----- SUPPLIED RECORDS -----

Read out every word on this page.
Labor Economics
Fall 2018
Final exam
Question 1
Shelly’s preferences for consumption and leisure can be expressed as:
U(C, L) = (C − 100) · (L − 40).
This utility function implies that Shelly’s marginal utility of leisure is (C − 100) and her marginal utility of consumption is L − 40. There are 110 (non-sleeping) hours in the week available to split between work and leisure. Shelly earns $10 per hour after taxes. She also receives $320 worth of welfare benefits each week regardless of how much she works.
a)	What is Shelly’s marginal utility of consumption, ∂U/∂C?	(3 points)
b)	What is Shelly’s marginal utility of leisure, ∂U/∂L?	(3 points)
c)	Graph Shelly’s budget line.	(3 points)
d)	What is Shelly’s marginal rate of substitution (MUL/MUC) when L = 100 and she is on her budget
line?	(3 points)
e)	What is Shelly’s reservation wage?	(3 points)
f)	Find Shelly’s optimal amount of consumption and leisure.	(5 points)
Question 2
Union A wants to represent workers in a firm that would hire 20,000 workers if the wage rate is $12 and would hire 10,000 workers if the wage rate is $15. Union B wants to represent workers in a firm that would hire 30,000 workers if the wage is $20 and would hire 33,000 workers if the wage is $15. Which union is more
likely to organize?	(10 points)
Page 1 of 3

-----

Write the whole listing out again. Keep every line exactly as it is.

Read out every word on this page.
Labor Economics
Fall 2018
Final exam
Question 1
Shelly’s preferences for consumption and leisure can be expressed as:
U(C, L) = (C − 100) · (L − 40).
This utility function implies that Shelly’s marginal utility of leisure is (C − 100) and her marginal utility of consumption is L − 40. There are 110 (non-sleeping) hours in the week available to split between work and leisure. Shelly earns $10 per hour after taxes. She also receives $320 worth of welfare benefits each week regardless of how much she works.
a)	What is Shelly’s marginal utility of consumption, ∂U/∂C?	(3 points)
b)	What is Shelly’s marginal utility of leisure, ∂U/∂L?	(3 points)
c)	Graph Shelly’s budget line.	(3 points)
d)	What is Shelly’s marginal rate of substitution (MUL/MUC) when L = 100 and she is on her budget
line?	(3 points)
e)	What is Shelly’s reservation wage?	(3 points)
f)	Find Shelly’s optimal amount of consumption and leisure.	(5 points)
Question 2
Union A wants to represent workers in a firm that would hire 20,000 workers if the wage rate is $12 and would hire 10,000 workers if the wage rate is $15. Union B wants to represent workers in a firm that would hire 30,000 workers if the wage is $20 and would hire 33,000 workers if the wage is $15. Which union is more
likely to organize?	(10 points)
Page 1 of 3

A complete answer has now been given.